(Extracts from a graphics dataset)

* start *

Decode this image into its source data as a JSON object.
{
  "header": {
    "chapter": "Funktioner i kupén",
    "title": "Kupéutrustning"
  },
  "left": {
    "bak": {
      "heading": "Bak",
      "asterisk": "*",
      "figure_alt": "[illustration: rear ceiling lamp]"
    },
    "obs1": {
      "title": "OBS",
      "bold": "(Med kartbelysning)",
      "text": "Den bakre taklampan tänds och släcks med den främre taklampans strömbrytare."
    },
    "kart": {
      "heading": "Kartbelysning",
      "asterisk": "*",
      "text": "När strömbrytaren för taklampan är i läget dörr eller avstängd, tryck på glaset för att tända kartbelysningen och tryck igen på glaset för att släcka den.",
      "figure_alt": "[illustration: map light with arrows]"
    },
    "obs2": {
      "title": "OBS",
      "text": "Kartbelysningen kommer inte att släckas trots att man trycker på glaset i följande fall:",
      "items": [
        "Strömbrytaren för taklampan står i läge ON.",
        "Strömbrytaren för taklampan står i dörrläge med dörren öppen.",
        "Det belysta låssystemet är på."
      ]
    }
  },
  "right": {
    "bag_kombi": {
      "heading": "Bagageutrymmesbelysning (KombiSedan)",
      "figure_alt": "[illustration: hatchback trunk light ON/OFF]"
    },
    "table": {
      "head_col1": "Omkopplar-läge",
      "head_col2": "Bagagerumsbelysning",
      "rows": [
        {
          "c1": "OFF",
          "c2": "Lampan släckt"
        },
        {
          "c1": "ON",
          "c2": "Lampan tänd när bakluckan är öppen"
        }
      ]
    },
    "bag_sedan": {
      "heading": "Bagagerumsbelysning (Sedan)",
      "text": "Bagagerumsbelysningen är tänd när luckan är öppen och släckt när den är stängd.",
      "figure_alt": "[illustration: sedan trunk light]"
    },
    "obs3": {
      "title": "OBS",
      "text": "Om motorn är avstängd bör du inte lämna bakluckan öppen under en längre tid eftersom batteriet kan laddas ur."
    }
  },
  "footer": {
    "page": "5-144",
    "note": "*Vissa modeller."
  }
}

* end *

Your instructions:
Look over the listing. Pull out every line with the string "bakluckan" in it.

Exercise output:
          "c2": "Lampan tänd när bakluckan är öppen"
      "text": "Om motorn är avstängd bör du inte lämna bakluckan öppen under en längre tid eftersom batteriet kan laddas ur."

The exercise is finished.